AIM OF THE EXERCISE> Copy every record below exactly.

=====

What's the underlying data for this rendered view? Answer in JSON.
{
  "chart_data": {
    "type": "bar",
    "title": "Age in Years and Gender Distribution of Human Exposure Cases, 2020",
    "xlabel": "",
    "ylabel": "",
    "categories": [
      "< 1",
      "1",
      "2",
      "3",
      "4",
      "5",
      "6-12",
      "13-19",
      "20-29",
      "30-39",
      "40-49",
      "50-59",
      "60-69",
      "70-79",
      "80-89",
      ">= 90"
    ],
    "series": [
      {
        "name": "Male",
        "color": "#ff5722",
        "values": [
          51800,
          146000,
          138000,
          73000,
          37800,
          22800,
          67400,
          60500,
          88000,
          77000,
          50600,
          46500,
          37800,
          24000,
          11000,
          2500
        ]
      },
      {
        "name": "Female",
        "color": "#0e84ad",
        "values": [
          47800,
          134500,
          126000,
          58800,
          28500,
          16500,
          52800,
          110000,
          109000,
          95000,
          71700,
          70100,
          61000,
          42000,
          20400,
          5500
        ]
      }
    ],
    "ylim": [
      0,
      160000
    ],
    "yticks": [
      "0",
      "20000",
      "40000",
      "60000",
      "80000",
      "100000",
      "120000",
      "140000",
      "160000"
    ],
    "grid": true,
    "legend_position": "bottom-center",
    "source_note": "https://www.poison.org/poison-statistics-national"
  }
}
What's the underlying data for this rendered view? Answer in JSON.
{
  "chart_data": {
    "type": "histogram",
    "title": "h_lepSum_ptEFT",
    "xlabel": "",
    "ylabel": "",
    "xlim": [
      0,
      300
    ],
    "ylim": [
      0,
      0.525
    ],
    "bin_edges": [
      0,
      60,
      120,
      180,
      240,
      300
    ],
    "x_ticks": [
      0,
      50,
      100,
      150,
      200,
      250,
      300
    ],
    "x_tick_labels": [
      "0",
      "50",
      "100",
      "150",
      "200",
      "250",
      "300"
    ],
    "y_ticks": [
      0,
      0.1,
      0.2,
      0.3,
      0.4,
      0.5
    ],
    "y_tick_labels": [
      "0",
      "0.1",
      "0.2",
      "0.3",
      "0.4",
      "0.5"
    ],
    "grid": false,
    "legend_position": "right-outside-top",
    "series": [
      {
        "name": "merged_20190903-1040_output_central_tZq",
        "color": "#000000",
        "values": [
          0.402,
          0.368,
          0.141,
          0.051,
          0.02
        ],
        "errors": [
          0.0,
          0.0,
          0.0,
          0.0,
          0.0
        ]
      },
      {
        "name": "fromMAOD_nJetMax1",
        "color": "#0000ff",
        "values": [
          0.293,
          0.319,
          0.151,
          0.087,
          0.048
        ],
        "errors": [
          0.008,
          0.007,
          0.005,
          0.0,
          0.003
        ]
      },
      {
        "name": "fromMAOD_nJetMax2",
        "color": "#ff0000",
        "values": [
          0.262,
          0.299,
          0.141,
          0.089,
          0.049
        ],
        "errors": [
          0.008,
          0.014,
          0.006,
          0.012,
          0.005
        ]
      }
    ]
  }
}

=====

FINAL ANSWER>
What's the underlying data for this rendered view? Answer in JSON.
{
  "chart_data": {
    "type": "bar",
    "title": "Age in Years and Gender Distribution of Human Exposure Cases, 2020",
    "xlabel": "",
    "ylabel": "",
    "categories": [
      "< 1",
      "1",
      "2",
      "3",
      "4",
      "5",
      "6-12",
      "13-19",
      "20-29",
      "30-39",
      "40-49",
      "50-59",
      "60-69",
      "70-79",
      "80-89",
      ">= 90"
    ],
    "series": [
      {
        "name": "Male",
        "color": "#ff5722",
        "values": [
          51800,
          146000,
          138000,
          73000,
          37800,
          22800,
          67400,
          60500,
          88000,
          77000,
          50600,
          46500,
          37800,
          24000,
          11000,
          2500
        ]
      },
      {
        "name": "Female",
        "color": "#0e84ad",
        "values": [
          47800,
          134500,
          126000,
          58800,
          28500,
          16500,
          52800,
          110000,
          109000,
          95000,
          71700,
          70100,
          61000,
          42000,
          20400,
          5500
        ]
      }
    ],
    "ylim": [
      0,
      160000
    ],
    "yticks": [
      "0",
      "20000",
      "40000",
      "60000",
      "80000",
      "100000",
      "120000",
      "140000",
      "160000"
    ],
    "grid": true,
    "legend_position": "bottom-center",
    "source_note": "https://www.poison.org/poison-statistics-national"
  }
}
What's the underlying data for this rendered view? Answer in JSON.
{
  "chart_data": {
    "type": "histogram",
    "title": "h_lepSum_ptEFT",
    "xlabel": "",
    "ylabel": "",
    "xlim": [
      0,
      300
    ],
    "ylim": [
      0,
      0.525
    ],
    "bin_edges": [
      0,
      60,
      120,
      180,
      240,
      300
    ],
    "x_ticks": [
      0,
      50,
      100,
      150,
      200,
      250,
      300
    ],
    "x_tick_labels": [
      "0",
      "50",
      "100",
      "150",
      "200",
      "250",
      "300"
    ],
    "y_ticks": [
      0,
      0.1,
      0.2,
      0.3,
      0.4,
      0.5
    ],
    "y_tick_labels": [
      "0",
      "0.1",
      "0.2",
      "0.3",
      "0.4",
      "0.5"
    ],
    "grid": false,
    "legend_position": "right-outside-top",
    "series": [
      {
        "name": "merged_20190903-1040_output_central_tZq",
        "color": "#000000",
        "values": [
          0.402,
          0.368,
          0.141,
          0.051,
          0.02
        ],
        "errors": [
          0.0,
          0.0,
          0.0,
          0.0,
          0.0
        ]
      },
      {
        "name": "fromMAOD_nJetMax1",
        "color": "#0000ff",
        "values": [
          0.293,
          0.319,
          0.151,
          0.087,
          0.048
        ],
        "errors": [
          0.008,
          0.007,
          0.005,
          0.0,
          0.003
        ]
      },
      {
        "name": "fromMAOD_nJetMax2",
        "color": "#ff0000",
        "values": [
          0.262,
          0.299,
          0.141,
          0.089,
          0.049
        ],
        "errors": [
          0.008,
          0.014,
          0.006,
          0.012,
          0.005
        ]
      }
    ]
  }
}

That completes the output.